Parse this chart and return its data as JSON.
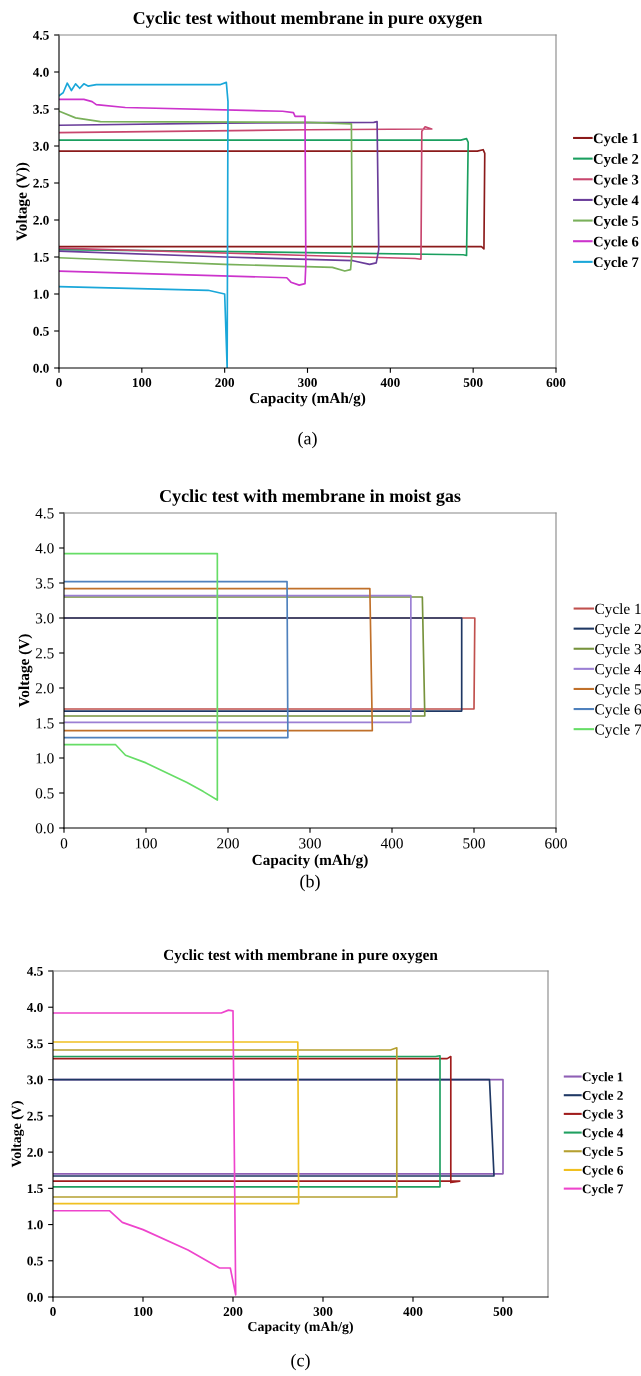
{
  "chart_data": [
    {
      "type": "line",
      "title": "Cyclic test without membrane in pure oxygen",
      "xlabel": "Capacity (mAh/g)",
      "ylabel": "Voltage (V))",
      "annotations": [
        "(a)"
      ],
      "xlim": [
        0,
        600
      ],
      "xticks": [
        0,
        100,
        200,
        300,
        400,
        500,
        600
      ],
      "ylim": [
        0,
        4.5
      ],
      "yticks": [
        {
          "value": 0,
          "label": "0.0"
        },
        {
          "value": 0.5,
          "label": "0.5"
        },
        {
          "value": 1,
          "label": "1.0"
        },
        {
          "value": 1.5,
          "label": "1.5"
        },
        {
          "value": 2,
          "label": "2.0"
        },
        {
          "value": 2.5,
          "label": "2.5"
        },
        {
          "value": 3,
          "label": "3.0"
        },
        {
          "value": 3.5,
          "label": "3.5"
        },
        {
          "value": 4,
          "label": "4.0"
        },
        {
          "value": 4.5,
          "label": "4.5"
        }
      ],
      "grid": false,
      "legend": "right",
      "marker": "none",
      "line_style": "solid",
      "series": [
        {
          "name": "Cycle 1",
          "color": "#8b1a1a",
          "x": [
            0,
            300,
            510,
            513,
            514,
            512,
            505,
            0
          ],
          "values": [
            1.64,
            1.64,
            1.64,
            1.61,
            2.9,
            2.95,
            2.93,
            2.93
          ]
        },
        {
          "name": "Cycle 2",
          "color": "#1a9f5f",
          "x": [
            0,
            300,
            488,
            492,
            494,
            492,
            485,
            0
          ],
          "values": [
            1.6,
            1.56,
            1.53,
            1.52,
            3.05,
            3.1,
            3.08,
            3.08
          ]
        },
        {
          "name": "Cycle 3",
          "color": "#c8466e",
          "x": [
            0,
            300,
            430,
            437,
            438,
            442,
            450,
            300,
            0
          ],
          "values": [
            1.62,
            1.52,
            1.48,
            1.47,
            3.2,
            3.26,
            3.23,
            3.22,
            3.18
          ]
        },
        {
          "name": "Cycle 4",
          "color": "#6a3d9a",
          "x": [
            0,
            200,
            355,
            375,
            383,
            386,
            384,
            380,
            200,
            0
          ],
          "values": [
            1.58,
            1.5,
            1.45,
            1.4,
            1.42,
            1.6,
            3.33,
            3.32,
            3.31,
            3.28
          ]
        },
        {
          "name": "Cycle 5",
          "color": "#79b05a",
          "x": [
            0,
            200,
            330,
            345,
            352,
            354,
            353,
            300,
            50,
            20,
            0
          ],
          "values": [
            1.49,
            1.4,
            1.36,
            1.31,
            1.33,
            1.6,
            3.3,
            3.32,
            3.33,
            3.38,
            3.47
          ]
        },
        {
          "name": "Cycle 6",
          "color": "#cc33cc",
          "x": [
            0,
            275,
            280,
            290,
            297,
            298,
            297,
            285,
            283,
            270,
            80,
            45,
            40,
            30,
            0
          ],
          "values": [
            1.31,
            1.22,
            1.16,
            1.12,
            1.14,
            1.4,
            3.4,
            3.4,
            3.45,
            3.47,
            3.52,
            3.56,
            3.6,
            3.63,
            3.63
          ]
        },
        {
          "name": "Cycle 7",
          "color": "#1aa7d9",
          "x": [
            0,
            180,
            200,
            203,
            204,
            202,
            195,
            45,
            35,
            30,
            25,
            20,
            15,
            10,
            5,
            0
          ],
          "values": [
            1.1,
            1.05,
            1.0,
            0.0,
            3.6,
            3.86,
            3.83,
            3.83,
            3.81,
            3.84,
            3.78,
            3.84,
            3.75,
            3.85,
            3.72,
            3.68
          ]
        }
      ]
    },
    {
      "type": "line",
      "title": "Cyclic test with membrane in moist gas",
      "xlabel": "Capacity (mAh/g)",
      "ylabel": "Voltage (V)",
      "annotations": [
        "(b)"
      ],
      "xlim": [
        0,
        600
      ],
      "xticks": [
        0,
        100,
        200,
        300,
        400,
        500,
        600
      ],
      "ylim": [
        0,
        4.5
      ],
      "yticks": [
        {
          "value": 0,
          "label": "0.0"
        },
        {
          "value": 0.5,
          "label": "0.5"
        },
        {
          "value": 1,
          "label": "1.0"
        },
        {
          "value": 1.5,
          "label": "1.5"
        },
        {
          "value": 2,
          "label": "2.0"
        },
        {
          "value": 2.5,
          "label": "2.5"
        },
        {
          "value": 3,
          "label": "3.0"
        },
        {
          "value": 3.5,
          "label": "3.5"
        },
        {
          "value": 4,
          "label": "4.0"
        },
        {
          "value": 4.5,
          "label": "4.5"
        }
      ],
      "grid": false,
      "legend": "right",
      "marker": "none",
      "line_style": "solid",
      "series": [
        {
          "name": "Cycle 1",
          "color": "#c0504d",
          "x": [
            0,
            500,
            501,
            0
          ],
          "values": [
            1.7,
            1.7,
            3.0,
            3.0
          ]
        },
        {
          "name": "Cycle 2",
          "color": "#1f3864",
          "x": [
            0,
            485,
            485,
            0
          ],
          "values": [
            1.67,
            1.67,
            3.0,
            3.0
          ]
        },
        {
          "name": "Cycle 3",
          "color": "#77933c",
          "x": [
            0,
            440,
            437,
            0
          ],
          "values": [
            1.6,
            1.6,
            3.3,
            3.3
          ]
        },
        {
          "name": "Cycle 4",
          "color": "#9b7fd4",
          "x": [
            0,
            423,
            423,
            0
          ],
          "values": [
            1.51,
            1.51,
            3.32,
            3.32
          ]
        },
        {
          "name": "Cycle 5",
          "color": "#c0702a",
          "x": [
            0,
            376,
            373,
            0
          ],
          "values": [
            1.39,
            1.39,
            3.42,
            3.42
          ]
        },
        {
          "name": "Cycle 6",
          "color": "#4f81bd",
          "x": [
            0,
            273,
            272,
            0
          ],
          "values": [
            1.29,
            1.29,
            3.52,
            3.52
          ]
        },
        {
          "name": "Cycle 7",
          "color": "#66dd66",
          "x": [
            0,
            63,
            75,
            100,
            150,
            170,
            187,
            187,
            0
          ],
          "values": [
            1.19,
            1.19,
            1.04,
            0.93,
            0.65,
            0.52,
            0.4,
            3.92,
            3.92
          ]
        }
      ]
    },
    {
      "type": "line",
      "title": "Cyclic test with membrane in pure oxygen",
      "xlabel": "Capacity (mAh/g)",
      "ylabel": "Voltage (V)",
      "annotations": [
        "(c)"
      ],
      "xlim": [
        0,
        550
      ],
      "xticks": [
        0,
        100,
        200,
        300,
        400,
        500
      ],
      "ylim": [
        0,
        4.5
      ],
      "yticks": [
        {
          "value": 0,
          "label": "0.0"
        },
        {
          "value": 0.5,
          "label": "0.5"
        },
        {
          "value": 1,
          "label": "1.0"
        },
        {
          "value": 1.5,
          "label": "1.5"
        },
        {
          "value": 2,
          "label": "2.0"
        },
        {
          "value": 2.5,
          "label": "2.5"
        },
        {
          "value": 3,
          "label": "3.0"
        },
        {
          "value": 3.5,
          "label": "3.5"
        },
        {
          "value": 4,
          "label": "4.0"
        },
        {
          "value": 4.5,
          "label": "4.5"
        }
      ],
      "grid": false,
      "legend": "right",
      "marker": "none",
      "line_style": "solid",
      "series": [
        {
          "name": "Cycle 1",
          "color": "#8e5fb5",
          "x": [
            0,
            500,
            500,
            0
          ],
          "values": [
            1.7,
            1.7,
            3.0,
            3.0
          ]
        },
        {
          "name": "Cycle 2",
          "color": "#1f3864",
          "x": [
            0,
            490,
            485,
            0
          ],
          "values": [
            1.67,
            1.67,
            3.0,
            3.0
          ]
        },
        {
          "name": "Cycle 3",
          "color": "#a01c1c",
          "x": [
            0,
            452,
            442,
            442,
            438,
            0
          ],
          "values": [
            1.6,
            1.6,
            1.58,
            3.32,
            3.29,
            3.29
          ]
        },
        {
          "name": "Cycle 4",
          "color": "#1fa060",
          "x": [
            0,
            430,
            430,
            425,
            0
          ],
          "values": [
            1.52,
            1.52,
            3.33,
            3.32,
            3.32
          ]
        },
        {
          "name": "Cycle 5",
          "color": "#b5a030",
          "x": [
            0,
            382,
            382,
            375,
            0
          ],
          "values": [
            1.38,
            1.38,
            3.44,
            3.41,
            3.41
          ]
        },
        {
          "name": "Cycle 6",
          "color": "#f0c020",
          "x": [
            0,
            273,
            272,
            0
          ],
          "values": [
            1.29,
            1.29,
            3.52,
            3.52
          ]
        },
        {
          "name": "Cycle 7",
          "color": "#ee44cc",
          "x": [
            0,
            63,
            77,
            100,
            150,
            185,
            197,
            203,
            200,
            195,
            187,
            0
          ],
          "values": [
            1.19,
            1.19,
            1.03,
            0.93,
            0.65,
            0.4,
            0.4,
            0.03,
            3.95,
            3.96,
            3.92,
            3.92
          ]
        }
      ]
    }
  ]
}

++++++++++

▶ [What the task asks]
Your task is to collect every line above that contains the word "pure".

▶ [Task answer]
      "title": "Cyclic test without membrane in pure oxygen",
      "title": "Cyclic test with membrane in pure oxygen",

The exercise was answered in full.